- _What is expected_
Swap each occurrence of "incoming-message-bubble" in the records below for "received-message-bubble", and copy everything else without change.

[Element and region data]
========

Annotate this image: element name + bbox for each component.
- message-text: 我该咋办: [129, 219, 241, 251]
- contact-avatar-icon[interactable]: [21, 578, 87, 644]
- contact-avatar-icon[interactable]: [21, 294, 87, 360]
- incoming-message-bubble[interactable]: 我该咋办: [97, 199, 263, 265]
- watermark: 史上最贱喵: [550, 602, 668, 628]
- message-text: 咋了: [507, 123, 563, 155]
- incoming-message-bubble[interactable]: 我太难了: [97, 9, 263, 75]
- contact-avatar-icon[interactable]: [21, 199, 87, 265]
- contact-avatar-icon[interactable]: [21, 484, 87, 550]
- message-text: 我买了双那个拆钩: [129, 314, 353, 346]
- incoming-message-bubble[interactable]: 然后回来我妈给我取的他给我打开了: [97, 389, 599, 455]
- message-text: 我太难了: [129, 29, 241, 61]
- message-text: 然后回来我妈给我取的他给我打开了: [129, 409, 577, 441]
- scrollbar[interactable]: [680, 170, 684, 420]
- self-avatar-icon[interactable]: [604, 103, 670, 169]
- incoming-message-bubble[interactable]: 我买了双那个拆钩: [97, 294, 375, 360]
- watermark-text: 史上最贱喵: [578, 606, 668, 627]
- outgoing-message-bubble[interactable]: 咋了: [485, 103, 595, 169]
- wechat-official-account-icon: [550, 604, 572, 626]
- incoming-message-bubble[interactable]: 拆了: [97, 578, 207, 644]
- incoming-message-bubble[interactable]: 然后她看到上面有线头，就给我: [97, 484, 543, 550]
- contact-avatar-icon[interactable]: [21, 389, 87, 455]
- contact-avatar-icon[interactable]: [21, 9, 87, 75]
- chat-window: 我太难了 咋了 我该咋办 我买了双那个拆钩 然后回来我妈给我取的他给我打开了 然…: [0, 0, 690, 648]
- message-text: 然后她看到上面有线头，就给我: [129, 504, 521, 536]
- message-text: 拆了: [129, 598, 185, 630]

========

- _Answer for the task_
Annotate this image: element name + bbox for each component.
- message-text: 我该咋办: [129, 219, 241, 251]
- contact-avatar-icon[interactable]: [21, 578, 87, 644]
- contact-avatar-icon[interactable]: [21, 294, 87, 360]
- received-message-bubble[interactable]: 我该咋办: [97, 199, 263, 265]
- watermark: 史上最贱喵: [550, 602, 668, 628]
- message-text: 咋了: [507, 123, 563, 155]
- received-message-bubble[interactable]: 我太难了: [97, 9, 263, 75]
- contact-avatar-icon[interactable]: [21, 199, 87, 265]
- contact-avatar-icon[interactable]: [21, 484, 87, 550]
- message-text: 我买了双那个拆钩: [129, 314, 353, 346]
- received-message-bubble[interactable]: 然后回来我妈给我取的他给我打开了: [97, 389, 599, 455]
- message-text: 我太难了: [129, 29, 241, 61]
- message-text: 然后回来我妈给我取的他给我打开了: [129, 409, 577, 441]
- scrollbar[interactable]: [680, 170, 684, 420]
- self-avatar-icon[interactable]: [604, 103, 670, 169]
- received-message-bubble[interactable]: 我买了双那个拆钩: [97, 294, 375, 360]
- watermark-text: 史上最贱喵: [578, 606, 668, 627]
- outgoing-message-bubble[interactable]: 咋了: [485, 103, 595, 169]
- wechat-official-account-icon: [550, 604, 572, 626]
- received-message-bubble[interactable]: 拆了: [97, 578, 207, 644]
- received-message-bubble[interactable]: 然后她看到上面有线头，就给我: [97, 484, 543, 550]
- contact-avatar-icon[interactable]: [21, 389, 87, 455]
- contact-avatar-icon[interactable]: [21, 9, 87, 75]
- chat-window: 我太难了 咋了 我该咋办 我买了双那个拆钩 然后回来我妈给我取的他给我打开了 然…: [0, 0, 690, 648]
- message-text: 然后她看到上面有线头，就给我: [129, 504, 521, 536]
- message-text: 拆了: [129, 598, 185, 630]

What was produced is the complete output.